> What you have to do: Where does the string "técnico" appear in the records? Copy every line that contains it.

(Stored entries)
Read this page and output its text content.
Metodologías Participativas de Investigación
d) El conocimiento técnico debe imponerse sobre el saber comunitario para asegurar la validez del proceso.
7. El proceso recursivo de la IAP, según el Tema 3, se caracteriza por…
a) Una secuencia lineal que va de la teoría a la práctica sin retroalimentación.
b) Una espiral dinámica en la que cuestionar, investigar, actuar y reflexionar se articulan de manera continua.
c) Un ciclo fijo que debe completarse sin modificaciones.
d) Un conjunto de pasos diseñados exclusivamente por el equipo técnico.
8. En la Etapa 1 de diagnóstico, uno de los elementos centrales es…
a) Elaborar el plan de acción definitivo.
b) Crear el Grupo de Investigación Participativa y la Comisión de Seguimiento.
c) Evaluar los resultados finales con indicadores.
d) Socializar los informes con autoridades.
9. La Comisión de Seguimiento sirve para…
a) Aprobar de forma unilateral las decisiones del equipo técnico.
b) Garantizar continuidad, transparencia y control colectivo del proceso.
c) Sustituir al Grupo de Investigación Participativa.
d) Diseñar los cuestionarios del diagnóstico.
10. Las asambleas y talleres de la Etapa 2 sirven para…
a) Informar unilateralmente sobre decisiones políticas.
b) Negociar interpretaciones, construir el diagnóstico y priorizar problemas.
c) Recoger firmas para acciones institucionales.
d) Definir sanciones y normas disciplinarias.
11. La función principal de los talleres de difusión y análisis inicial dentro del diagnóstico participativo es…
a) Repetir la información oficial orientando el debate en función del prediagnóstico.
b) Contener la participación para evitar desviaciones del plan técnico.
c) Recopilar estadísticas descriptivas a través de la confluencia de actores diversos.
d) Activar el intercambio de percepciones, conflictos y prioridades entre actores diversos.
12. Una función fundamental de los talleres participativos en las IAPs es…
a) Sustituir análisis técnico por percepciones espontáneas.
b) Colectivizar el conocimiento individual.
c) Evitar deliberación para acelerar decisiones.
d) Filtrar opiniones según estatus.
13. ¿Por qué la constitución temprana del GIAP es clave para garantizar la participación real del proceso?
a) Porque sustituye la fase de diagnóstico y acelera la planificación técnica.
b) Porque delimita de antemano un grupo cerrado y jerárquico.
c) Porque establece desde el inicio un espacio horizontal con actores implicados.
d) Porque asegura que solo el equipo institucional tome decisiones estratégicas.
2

> Completed task:
d) El conocimiento técnico debe imponerse sobre el saber comunitario para asegurar la validez del proceso.
d) Un conjunto de pasos diseñados exclusivamente por el equipo técnico.
a) Aprobar de forma unilateral las decisiones del equipo técnico.
b) Contener la participación para evitar desviaciones del plan técnico.
a) Sustituir análisis técnico por percepciones espontáneas.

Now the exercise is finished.